_Problem to solve_: Retype all of the listing exactly, passing over any picture you find.

**** Records to process

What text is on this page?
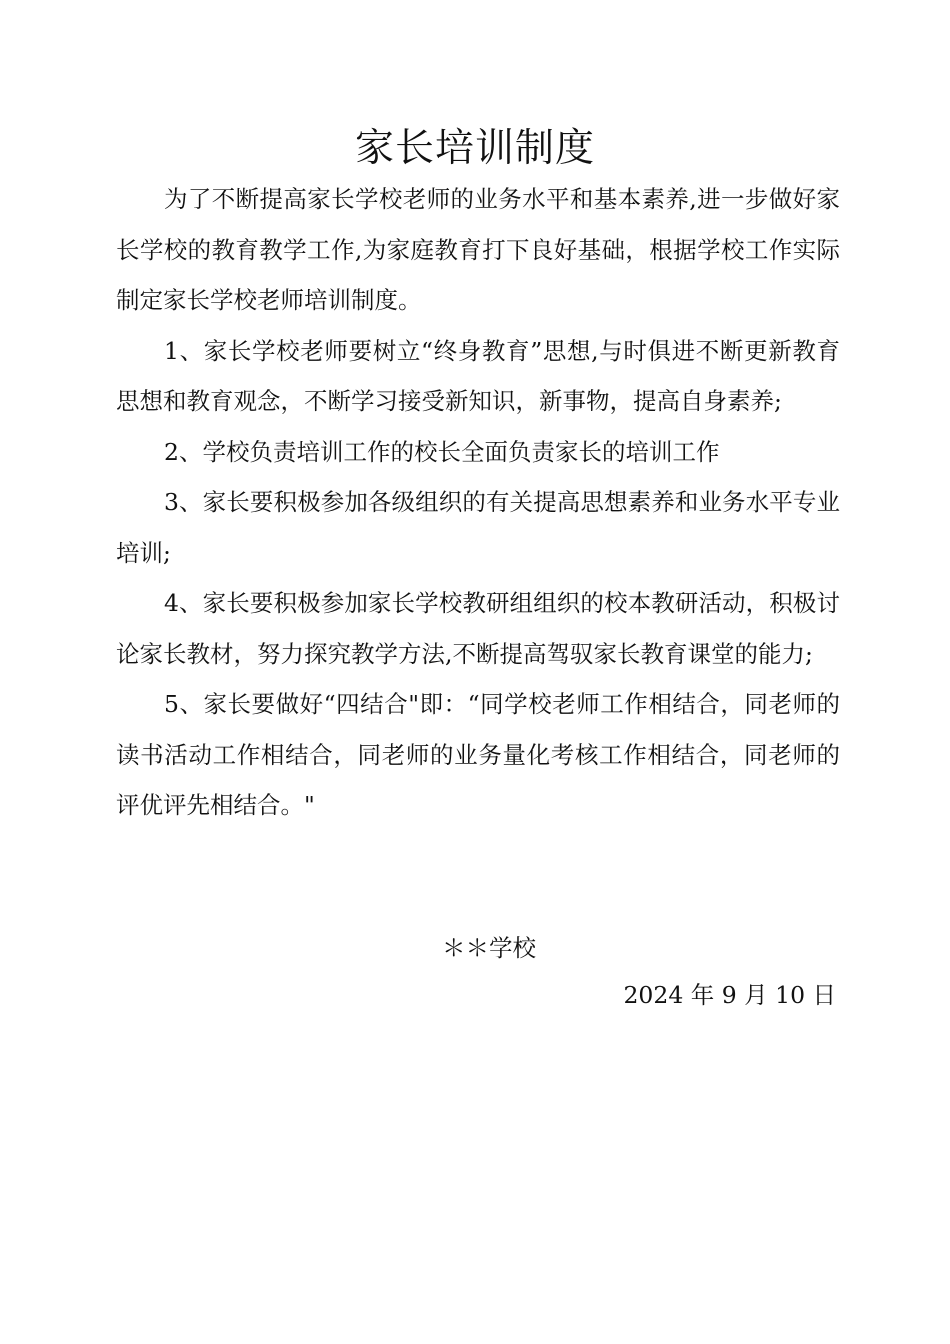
家长培训制度

为了不断提高家长学校老师的业务水平和基本素养,进一步做好家长学校的教育教学工作,为家庭教育打下良好基础，根据学校工作实际制定家长学校老师培训制度。

1、家长学校老师要树立“终身教育”思想,与时俱进不断更新教育思想和教育观念，不断学习接受新知识，新事物，提高自身素养;

2、学校负责培训工作的校长全面负责家长的培训工作

3、家长要积极参加各级组织的有关提高思想素养和业务水平专业培训;

4、家长要积极参加家长学校教研组组织的校本教研活动，积极讨论家长教材，努力探究教学方法,不断提高驾驭家长教育课堂的能力;

5、家长要做好“四结合"即：“同学校老师工作相结合，同老师的读书活动工作相结合，同老师的业务量化考核工作相结合，同老师的评优评先相结合。"

＊＊学校

2024 年 9 月 10 日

********

_Output_:
What text is on this page?
家长培训制度

为了不断提高家长学校老师的业务水平和基本素养,进一步做好家长学校的教育教学工作,为家庭教育打下良好基础，根据学校工作实际制定家长学校老师培训制度。

1、家长学校老师要树立“终身教育”思想,与时俱进不断更新教育思想和教育观念，不断学习接受新知识，新事物，提高自身素养;

2、学校负责培训工作的校长全面负责家长的培训工作

3、家长要积极参加各级组织的有关提高思想素养和业务水平专业培训;

4、家长要积极参加家长学校教研组组织的校本教研活动，积极讨论家长教材，努力探究教学方法,不断提高驾驭家长教育课堂的能力;

5、家长要做好“四结合"即：“同学校老师工作相结合，同老师的读书活动工作相结合，同老师的业务量化考核工作相结合，同老师的评优评先相结合。"

＊＊学校

2024 年 9 月 10 日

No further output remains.